[Start]

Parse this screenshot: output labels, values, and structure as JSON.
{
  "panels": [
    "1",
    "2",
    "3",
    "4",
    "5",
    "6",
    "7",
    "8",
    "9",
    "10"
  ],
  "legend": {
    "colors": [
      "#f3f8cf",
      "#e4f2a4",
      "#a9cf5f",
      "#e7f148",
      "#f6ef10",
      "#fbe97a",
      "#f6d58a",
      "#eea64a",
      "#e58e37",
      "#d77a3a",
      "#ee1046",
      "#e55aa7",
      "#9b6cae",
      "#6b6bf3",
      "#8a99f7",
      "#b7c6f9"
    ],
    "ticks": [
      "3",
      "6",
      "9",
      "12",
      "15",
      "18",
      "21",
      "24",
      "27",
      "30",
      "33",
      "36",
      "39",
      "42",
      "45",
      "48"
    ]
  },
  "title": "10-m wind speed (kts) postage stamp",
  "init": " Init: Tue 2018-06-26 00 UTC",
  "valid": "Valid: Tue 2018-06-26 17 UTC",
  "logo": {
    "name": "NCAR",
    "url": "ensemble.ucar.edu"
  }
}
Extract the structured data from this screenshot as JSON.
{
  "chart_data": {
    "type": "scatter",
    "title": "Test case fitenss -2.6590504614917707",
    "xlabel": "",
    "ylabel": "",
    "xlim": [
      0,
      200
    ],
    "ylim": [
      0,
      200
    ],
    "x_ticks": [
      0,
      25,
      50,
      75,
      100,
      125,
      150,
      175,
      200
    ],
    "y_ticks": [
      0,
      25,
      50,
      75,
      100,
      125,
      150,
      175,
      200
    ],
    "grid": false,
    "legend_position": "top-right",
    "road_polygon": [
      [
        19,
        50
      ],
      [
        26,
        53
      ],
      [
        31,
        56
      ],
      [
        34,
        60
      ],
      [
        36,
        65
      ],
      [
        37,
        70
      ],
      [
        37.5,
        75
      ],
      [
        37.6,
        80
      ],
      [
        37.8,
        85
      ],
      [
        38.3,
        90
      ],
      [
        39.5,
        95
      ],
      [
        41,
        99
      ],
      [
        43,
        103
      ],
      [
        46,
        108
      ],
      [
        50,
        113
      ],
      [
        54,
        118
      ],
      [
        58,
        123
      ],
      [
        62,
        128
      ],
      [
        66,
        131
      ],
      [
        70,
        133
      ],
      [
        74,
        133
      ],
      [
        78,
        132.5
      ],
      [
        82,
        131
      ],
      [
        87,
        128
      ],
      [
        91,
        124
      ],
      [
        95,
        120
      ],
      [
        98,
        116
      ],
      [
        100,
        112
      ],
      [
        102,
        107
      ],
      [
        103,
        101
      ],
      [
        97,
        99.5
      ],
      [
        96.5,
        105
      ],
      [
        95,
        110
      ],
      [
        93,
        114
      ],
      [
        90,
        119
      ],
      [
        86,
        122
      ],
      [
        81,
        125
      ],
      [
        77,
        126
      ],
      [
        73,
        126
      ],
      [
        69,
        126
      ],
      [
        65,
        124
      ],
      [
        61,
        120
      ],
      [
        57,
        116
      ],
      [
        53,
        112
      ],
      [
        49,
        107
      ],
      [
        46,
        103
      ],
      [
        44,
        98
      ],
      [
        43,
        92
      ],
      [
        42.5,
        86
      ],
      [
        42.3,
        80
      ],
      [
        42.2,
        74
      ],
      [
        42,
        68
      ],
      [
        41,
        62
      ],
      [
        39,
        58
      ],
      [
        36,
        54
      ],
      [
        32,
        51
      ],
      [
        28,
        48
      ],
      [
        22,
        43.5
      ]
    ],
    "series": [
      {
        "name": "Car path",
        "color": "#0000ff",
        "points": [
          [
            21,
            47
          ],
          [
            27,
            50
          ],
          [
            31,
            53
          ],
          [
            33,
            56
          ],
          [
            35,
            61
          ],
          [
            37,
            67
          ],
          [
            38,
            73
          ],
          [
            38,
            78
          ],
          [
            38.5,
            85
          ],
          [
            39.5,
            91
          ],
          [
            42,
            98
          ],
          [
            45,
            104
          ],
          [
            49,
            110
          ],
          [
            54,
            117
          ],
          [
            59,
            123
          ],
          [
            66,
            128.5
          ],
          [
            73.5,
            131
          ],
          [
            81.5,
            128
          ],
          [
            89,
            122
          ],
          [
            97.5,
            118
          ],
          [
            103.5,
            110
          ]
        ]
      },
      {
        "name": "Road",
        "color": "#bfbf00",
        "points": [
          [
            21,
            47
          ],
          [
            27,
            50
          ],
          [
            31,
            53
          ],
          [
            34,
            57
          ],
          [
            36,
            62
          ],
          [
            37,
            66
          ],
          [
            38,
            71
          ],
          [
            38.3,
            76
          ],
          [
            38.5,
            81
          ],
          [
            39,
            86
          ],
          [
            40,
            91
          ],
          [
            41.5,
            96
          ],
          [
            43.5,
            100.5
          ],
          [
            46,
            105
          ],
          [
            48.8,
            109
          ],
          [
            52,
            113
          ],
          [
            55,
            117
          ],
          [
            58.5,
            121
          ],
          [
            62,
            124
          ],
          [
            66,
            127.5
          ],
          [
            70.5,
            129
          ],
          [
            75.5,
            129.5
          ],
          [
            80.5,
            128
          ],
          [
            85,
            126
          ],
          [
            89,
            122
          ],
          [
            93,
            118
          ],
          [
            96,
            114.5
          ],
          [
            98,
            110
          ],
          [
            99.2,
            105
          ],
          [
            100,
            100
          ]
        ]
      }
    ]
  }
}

[End]

Task to carry out>
Output the full listing exactly as it stands.

Final answer>
Parse this screenshot: output labels, values, and structure as JSON.
{
  "panels": [
    "1",
    "2",
    "3",
    "4",
    "5",
    "6",
    "7",
    "8",
    "9",
    "10"
  ],
  "legend": {
    "colors": [
      "#f3f8cf",
      "#e4f2a4",
      "#a9cf5f",
      "#e7f148",
      "#f6ef10",
      "#fbe97a",
      "#f6d58a",
      "#eea64a",
      "#e58e37",
      "#d77a3a",
      "#ee1046",
      "#e55aa7",
      "#9b6cae",
      "#6b6bf3",
      "#8a99f7",
      "#b7c6f9"
    ],
    "ticks": [
      "3",
      "6",
      "9",
      "12",
      "15",
      "18",
      "21",
      "24",
      "27",
      "30",
      "33",
      "36",
      "39",
      "42",
      "45",
      "48"
    ]
  },
  "title": "10-m wind speed (kts) postage stamp",
  "init": " Init: Tue 2018-06-26 00 UTC",
  "valid": "Valid: Tue 2018-06-26 17 UTC",
  "logo": {
    "name": "NCAR",
    "url": "ensemble.ucar.edu"
  }
}
Extract the structured data from this screenshot as JSON.
{
  "chart_data": {
    "type": "scatter",
    "title": "Test case fitenss -2.6590504614917707",
    "xlabel": "",
    "ylabel": "",
    "xlim": [
      0,
      200
    ],
    "ylim": [
      0,
      200
    ],
    "x_ticks": [
      0,
      25,
      50,
      75,
      100,
      125,
      150,
      175,
      200
    ],
    "y_ticks": [
      0,
      25,
      50,
      75,
      100,
      125,
      150,
      175,
      200
    ],
    "grid": false,
    "legend_position": "top-right",
    "road_polygon": [
      [
        19,
        50
      ],
      [
        26,
        53
      ],
      [
        31,
        56
      ],
      [
        34,
        60
      ],
      [
        36,
        65
      ],
      [
        37,
        70
      ],
      [
        37.5,
        75
      ],
      [
        37.6,
        80
      ],
      [
        37.8,
        85
      ],
      [
        38.3,
        90
      ],
      [
        39.5,
        95
      ],
      [
        41,
        99
      ],
      [
        43,
        103
      ],
      [
        46,
        108
      ],
      [
        50,
        113
      ],
      [
        54,
        118
      ],
      [
        58,
        123
      ],
      [
        62,
        128
      ],
      [
        66,
        131
      ],
      [
        70,
        133
      ],
      [
        74,
        133
      ],
      [
        78,
        132.5
      ],
      [
        82,
        131
      ],
      [
        87,
        128
      ],
      [
        91,
        124
      ],
      [
        95,
        120
      ],
      [
        98,
        116
      ],
      [
        100,
        112
      ],
      [
        102,
        107
      ],
      [
        103,
        101
      ],
      [
        97,
        99.5
      ],
      [
        96.5,
        105
      ],
      [
        95,
        110
      ],
      [
        93,
        114
      ],
      [
        90,
        119
      ],
      [
        86,
        122
      ],
      [
        81,
        125
      ],
      [
        77,
        126
      ],
      [
        73,
        126
      ],
      [
        69,
        126
      ],
      [
        65,
        124
      ],
      [
        61,
        120
      ],
      [
        57,
        116
      ],
      [
        53,
        112
      ],
      [
        49,
        107
      ],
      [
        46,
        103
      ],
      [
        44,
        98
      ],
      [
        43,
        92
      ],
      [
        42.5,
        86
      ],
      [
        42.3,
        80
      ],
      [
        42.2,
        74
      ],
      [
        42,
        68
      ],
      [
        41,
        62
      ],
      [
        39,
        58
      ],
      [
        36,
        54
      ],
      [
        32,
        51
      ],
      [
        28,
        48
      ],
      [
        22,
        43.5
      ]
    ],
    "series": [
      {
        "name": "Car path",
        "color": "#0000ff",
        "points": [
          [
            21,
            47
          ],
          [
            27,
            50
          ],
          [
            31,
            53
          ],
          [
            33,
            56
          ],
          [
            35,
            61
          ],
          [
            37,
            67
          ],
          [
            38,
            73
          ],
          [
            38,
            78
          ],
          [
            38.5,
            85
          ],
          [
            39.5,
            91
          ],
          [
            42,
            98
          ],
          [
            45,
            104
          ],
          [
            49,
            110
          ],
          [
            54,
            117
          ],
          [
            59,
            123
          ],
          [
            66,
            128.5
          ],
          [
            73.5,
            131
          ],
          [
            81.5,
            128
          ],
          [
            89,
            122
          ],
          [
            97.5,
            118
          ],
          [
            103.5,
            110
          ]
        ]
      },
      {
        "name": "Road",
        "color": "#bfbf00",
        "points": [
          [
            21,
            47
          ],
          [
            27,
            50
          ],
          [
            31,
            53
          ],
          [
            34,
            57
          ],
          [
            36,
            62
          ],
          [
            37,
            66
          ],
          [
            38,
            71
          ],
          [
            38.3,
            76
          ],
          [
            38.5,
            81
          ],
          [
            39,
            86
          ],
          [
            40,
            91
          ],
          [
            41.5,
            96
          ],
          [
            43.5,
            100.5
          ],
          [
            46,
            105
          ],
          [
            48.8,
            109
          ],
          [
            52,
            113
          ],
          [
            55,
            117
          ],
          [
            58.5,
            121
          ],
          [
            62,
            124
          ],
          [
            66,
            127.5
          ],
          [
            70.5,
            129
          ],
          [
            75.5,
            129.5
          ],
          [
            80.5,
            128
          ],
          [
            85,
            126
          ],
          [
            89,
            122
          ],
          [
            93,
            118
          ],
          [
            96,
            114.5
          ],
          [
            98,
            110
          ],
          [
            99.2,
            105
          ],
          [
            100,
            100
          ]
        ]
      }
    ]
  }
}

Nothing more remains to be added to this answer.